> Brief: Filter the data for lines with the word "WANTS", then copy every line so identified.

> Excerpted records:

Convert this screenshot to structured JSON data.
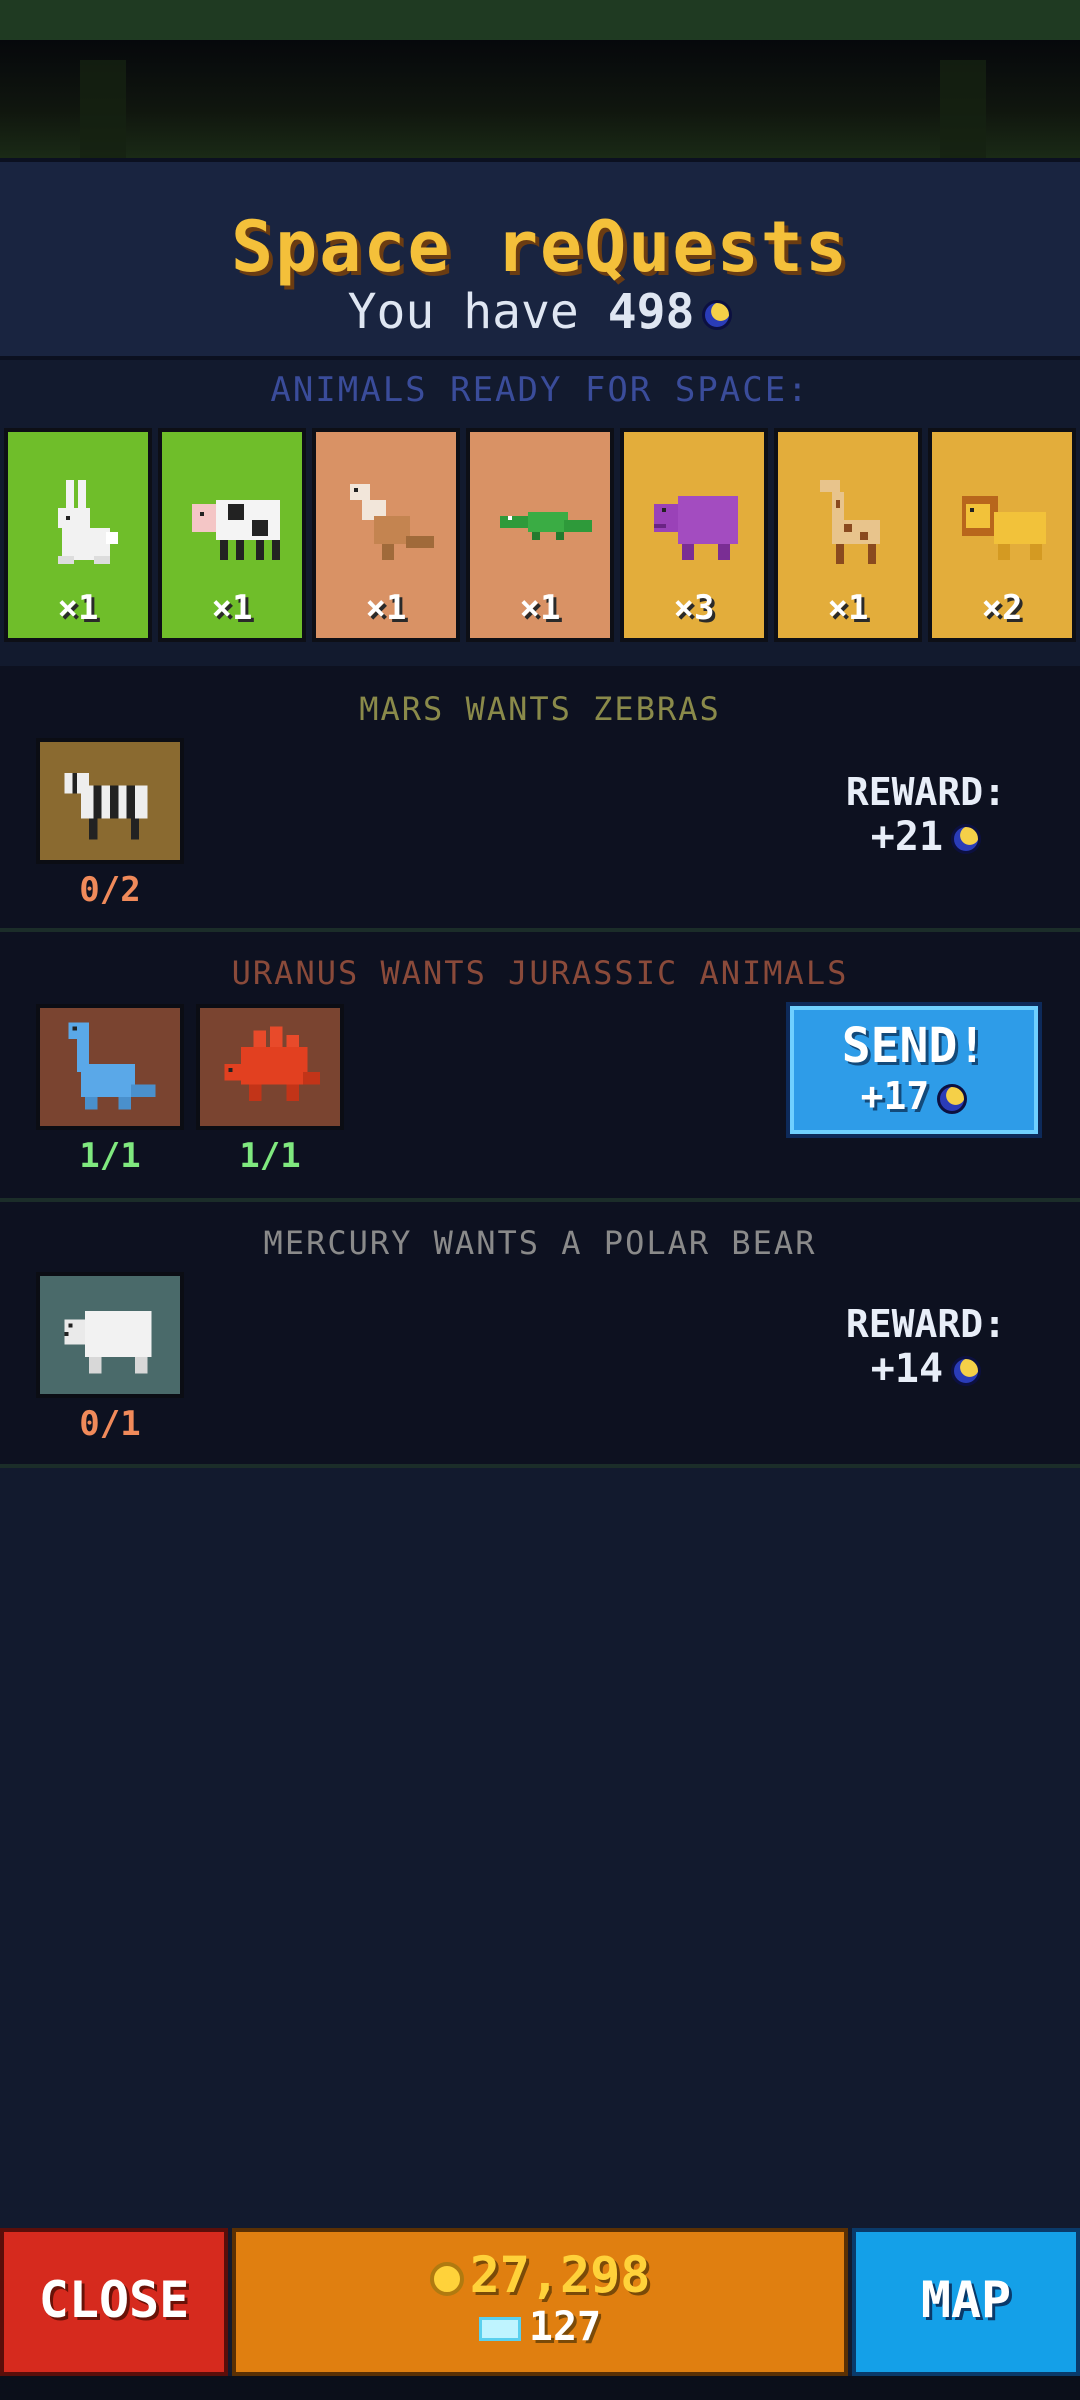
{
  "header": {
    "title": "Space reQuests",
    "you_have_label": "You have",
    "balance": "498"
  },
  "ready": {
    "label": "ANIMALS READY FOR SPACE:",
    "animals": [
      {
        "icon": "rabbit-icon",
        "count": "×1",
        "color": "#6fbe2a"
      },
      {
        "icon": "cow-icon",
        "count": "×1",
        "color": "#6fbe2a"
      },
      {
        "icon": "kangaroo-icon",
        "count": "×1",
        "color": "#d99265"
      },
      {
        "icon": "crocodile-icon",
        "count": "×1",
        "color": "#d99265"
      },
      {
        "icon": "hippo-icon",
        "count": "×3",
        "color": "#e3ad3b"
      },
      {
        "icon": "giraffe-icon",
        "count": "×1",
        "color": "#e3ad3b"
      },
      {
        "icon": "lion-icon",
        "count": "×2",
        "color": "#e3ad3b"
      }
    ]
  },
  "requests": [
    {
      "title": "MARS WANTS ZEBRAS",
      "title_color": "#8a8a4a",
      "slots": [
        {
          "icon": "zebra-icon",
          "progress": "0/2",
          "bg": "#8a6a30"
        }
      ],
      "reward_label": "REWARD:",
      "reward": "+21"
    },
    {
      "title": "URANUS WANTS JURASSIC ANIMALS",
      "title_color": "#8a4a3a",
      "slots": [
        {
          "icon": "brontosaurus-icon",
          "progress": "1/1",
          "bg": "#7a4430"
        },
        {
          "icon": "stegosaurus-icon",
          "progress": "1/1",
          "bg": "#7a4430"
        }
      ],
      "send_label": "SEND!",
      "reward": "+17"
    },
    {
      "title": "MERCURY WANTS A POLAR BEAR",
      "title_color": "#8a8a8a",
      "slots": [
        {
          "icon": "polar-bear-icon",
          "progress": "0/1",
          "bg": "#4a6a6a"
        }
      ],
      "reward_label": "REWARD:",
      "reward": "+14"
    }
  ],
  "bottom": {
    "close_label": "CLOSE",
    "coins": "27,298",
    "gems": "127",
    "map_label": "MAP"
  },
  "colors": {
    "title": "#f4c03a",
    "progress_incomplete": "#f08a5a",
    "progress_complete": "#7fe87f"
  }
}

> The output:
      "title": "MARS WANTS ZEBRAS",
      "title": "URANUS WANTS JURASSIC ANIMALS",
      "title": "MERCURY WANTS A POLAR BEAR",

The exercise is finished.